Task requirements >> Render the part of the listing that opens with the line containing "axes-tool[interactable]: ✳ bbox=[1, 194, 13, 206]" and closes with the line containing "zoom-extents-tool[interactable]: ⊞ bbox=[1, 230, 13, 242]" as a JSON list of strings, one string per line, leaving out blank lines.

Data to process >>
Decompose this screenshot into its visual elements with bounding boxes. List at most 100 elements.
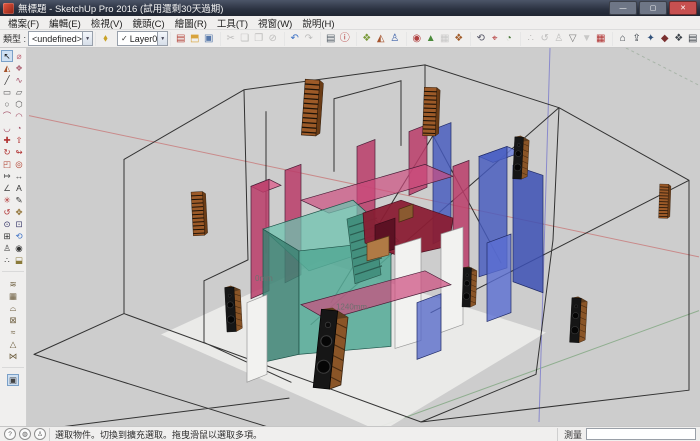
axes-tool[interactable]: ✳ bbox=[1, 194, 13, 206]
layer-dropdown[interactable]: ✓ Layer0 ▼ bbox=[117, 31, 168, 46]
line-tool[interactable]: ╱ bbox=[1, 74, 13, 86]
funnel-alt-icon[interactable]: ▼ bbox=[580, 32, 593, 46]
sign-in-icon[interactable]: ♙ bbox=[388, 32, 401, 46]
send-to-layout-icon[interactable]: ❖ bbox=[672, 32, 685, 46]
push-pull-tool[interactable]: ⇧ bbox=[13, 134, 25, 146]
zoom-extents-tool[interactable]: ⊞ bbox=[1, 230, 13, 242]
3d-viewport[interactable]: 0mm 1240mm bbox=[27, 48, 700, 426]
walk-tool[interactable]: ∴ bbox=[1, 254, 13, 266]
two-point-arc-tool[interactable]: ◠ bbox=[13, 110, 25, 122]
eraser-tool[interactable]: ⌀ bbox=[13, 50, 25, 62]
toggle-terrain-icon[interactable]: ▲ bbox=[424, 32, 437, 46]
dimension-tool[interactable]: ↔ bbox=[13, 170, 25, 182]
zoom-tool[interactable]: ⊙ bbox=[1, 218, 13, 230]
move-tool[interactable]: ✚ bbox=[1, 134, 13, 146]
paste-icon[interactable]: ❐ bbox=[252, 32, 265, 46]
scale-tool[interactable]: ◰ bbox=[1, 158, 13, 170]
menu-window[interactable]: 視窗(W) bbox=[253, 16, 297, 30]
make-component-tool[interactable]: ❖ bbox=[13, 62, 25, 74]
arc-tool[interactable]: ⌒ bbox=[1, 110, 13, 122]
share-model-icon[interactable]: ⇪ bbox=[630, 32, 643, 46]
funnel-icon[interactable]: ▽ bbox=[566, 32, 579, 46]
close-button[interactable]: ✕ bbox=[669, 1, 697, 15]
model-scene[interactable]: 0mm 1240mm bbox=[27, 48, 700, 426]
menu-help[interactable]: 說明(H) bbox=[297, 16, 339, 30]
follow-me-tool[interactable]: ↬ bbox=[13, 146, 25, 158]
classifier-dropdown[interactable]: <undefined> ▼ bbox=[28, 31, 93, 46]
previous-view-icon[interactable]: ⟲ bbox=[474, 32, 487, 46]
help-tip-icon[interactable]: ? bbox=[4, 428, 16, 440]
position-camera-icon[interactable]: ⌖ bbox=[488, 32, 501, 46]
sandbox-from-contours-tool[interactable]: ≋ bbox=[7, 278, 19, 290]
match-photo-icon[interactable]: ▦ bbox=[438, 32, 451, 46]
polygon-tool[interactable]: ⬡ bbox=[13, 98, 25, 110]
add-detail-tool[interactable]: △ bbox=[7, 338, 19, 350]
classifier-tag-icon[interactable]: ⬧ bbox=[99, 32, 112, 46]
section-plane-tool[interactable]: ⬓ bbox=[13, 254, 25, 266]
menu-file[interactable]: 檔案(F) bbox=[3, 16, 44, 30]
rectangle-tool[interactable]: ▭ bbox=[1, 86, 13, 98]
previous-view-tool[interactable]: ⟲ bbox=[13, 230, 25, 242]
new-file-icon[interactable]: ▤ bbox=[174, 32, 187, 46]
flip-edge-tool[interactable]: ⋈ bbox=[7, 350, 19, 362]
print-icon[interactable]: ▤ bbox=[324, 32, 337, 46]
copy-icon[interactable]: ❏ bbox=[238, 32, 251, 46]
add-location-icon[interactable]: ◉ bbox=[410, 32, 423, 46]
rotated-rectangle-tool[interactable]: ▱ bbox=[13, 86, 25, 98]
menu-view[interactable]: 檢視(V) bbox=[86, 16, 128, 30]
circle-tool[interactable]: ○ bbox=[1, 98, 13, 110]
credits-icon[interactable]: ♙ bbox=[34, 428, 46, 440]
make-component-icon[interactable]: ❖ bbox=[360, 32, 373, 46]
paint-bucket-tool[interactable]: ◭ bbox=[1, 62, 13, 74]
undo-icon[interactable]: ↶ bbox=[288, 32, 301, 46]
orbit-icon[interactable]: ↺ bbox=[538, 32, 551, 46]
maximize-button[interactable]: ▢ bbox=[639, 1, 667, 15]
3d-text-tool[interactable]: ✎ bbox=[13, 194, 25, 206]
measurements-input[interactable] bbox=[586, 428, 696, 440]
extension-warehouse-icon[interactable]: ◆ bbox=[658, 32, 671, 46]
pie-tool[interactable]: ◔ bbox=[13, 122, 25, 134]
tape-measure-tool[interactable]: ↦ bbox=[1, 170, 13, 182]
model-info-icon[interactable]: ⓘ bbox=[338, 32, 351, 46]
orbit-tool[interactable]: ↺ bbox=[1, 206, 13, 218]
photo-grid-icon[interactable]: ▦ bbox=[594, 32, 607, 46]
look-around-tool[interactable]: ◉ bbox=[13, 242, 25, 254]
redo-icon[interactable]: ↷ bbox=[302, 32, 315, 46]
save-file-icon[interactable]: ▣ bbox=[202, 32, 215, 46]
menu-tools[interactable]: 工具(T) bbox=[212, 16, 253, 30]
paint-bucket-icon[interactable]: ◭ bbox=[374, 32, 387, 46]
generate-report-icon[interactable]: ▤ bbox=[686, 32, 699, 46]
three-point-arc-tool[interactable]: ◡ bbox=[1, 122, 13, 134]
erase-icon[interactable]: ⊘ bbox=[266, 32, 279, 46]
sandbox-from-scratch-tool[interactable]: ▦ bbox=[7, 290, 19, 302]
position-camera-tool[interactable]: ♙ bbox=[1, 242, 13, 254]
stamp-tool[interactable]: ⊠ bbox=[7, 314, 19, 326]
rotate-tool[interactable]: ↻ bbox=[1, 146, 13, 158]
look-around-icon[interactable]: ◔ bbox=[502, 32, 515, 46]
offset-tool[interactable]: ◎ bbox=[13, 158, 25, 170]
dimension-label-center: 1240mm bbox=[336, 303, 367, 312]
freehand-tool[interactable]: ∿ bbox=[13, 74, 25, 86]
text-tool[interactable]: A bbox=[13, 182, 25, 194]
walk-icon[interactable]: ∴ bbox=[524, 32, 537, 46]
section-display-toggle[interactable]: ▣ bbox=[7, 374, 19, 386]
cut-icon[interactable]: ✂ bbox=[224, 32, 237, 46]
select-tool[interactable]: ↖ bbox=[1, 50, 13, 62]
zoom-window-tool[interactable]: ⊡ bbox=[13, 218, 25, 230]
menu-edit[interactable]: 編輯(E) bbox=[44, 16, 86, 30]
smoove-tool[interactable]: ⌓ bbox=[7, 302, 19, 314]
protractor-tool[interactable]: ∠ bbox=[1, 182, 13, 194]
person-icon[interactable]: ♙ bbox=[552, 32, 565, 46]
menu-draw[interactable]: 繪圖(R) bbox=[170, 16, 212, 30]
pan-tool[interactable]: ✥ bbox=[13, 206, 25, 218]
open-file-icon[interactable]: ⬒ bbox=[188, 32, 201, 46]
geolocation-icon[interactable]: ◍ bbox=[19, 428, 31, 440]
drape-tool[interactable]: ≈ bbox=[7, 326, 19, 338]
chevron-down-icon[interactable]: ▼ bbox=[82, 32, 92, 45]
minimize-button[interactable]: — bbox=[609, 1, 637, 15]
3d-warehouse-icon[interactable]: ⌂ bbox=[616, 32, 629, 46]
chevron-down-icon[interactable]: ▼ bbox=[157, 32, 167, 45]
photo-textures-icon[interactable]: ❖ bbox=[452, 32, 465, 46]
share-component-icon[interactable]: ✦ bbox=[644, 32, 657, 46]
menu-camera[interactable]: 鏡頭(C) bbox=[127, 16, 169, 30]
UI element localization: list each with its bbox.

Correct output >>
[
  "axes-tool[interactable]: ✳ bbox=[1, 194, 13, 206]",
  "layer-dropdown[interactable]: ✓ Layer0 ▼ bbox=[117, 31, 168, 46]",
  "line-tool[interactable]: ╱ bbox=[1, 74, 13, 86]",
  "funnel-alt-icon[interactable]: ▼ bbox=[580, 32, 593, 46]",
  "sign-in-icon[interactable]: ♙ bbox=[388, 32, 401, 46]",
  "send-to-layout-icon[interactable]: ❖ bbox=[672, 32, 685, 46]",
  "push-pull-tool[interactable]: ⇧ bbox=[13, 134, 25, 146]",
  "zoom-extents-tool[interactable]: ⊞ bbox=[1, 230, 13, 242]"
]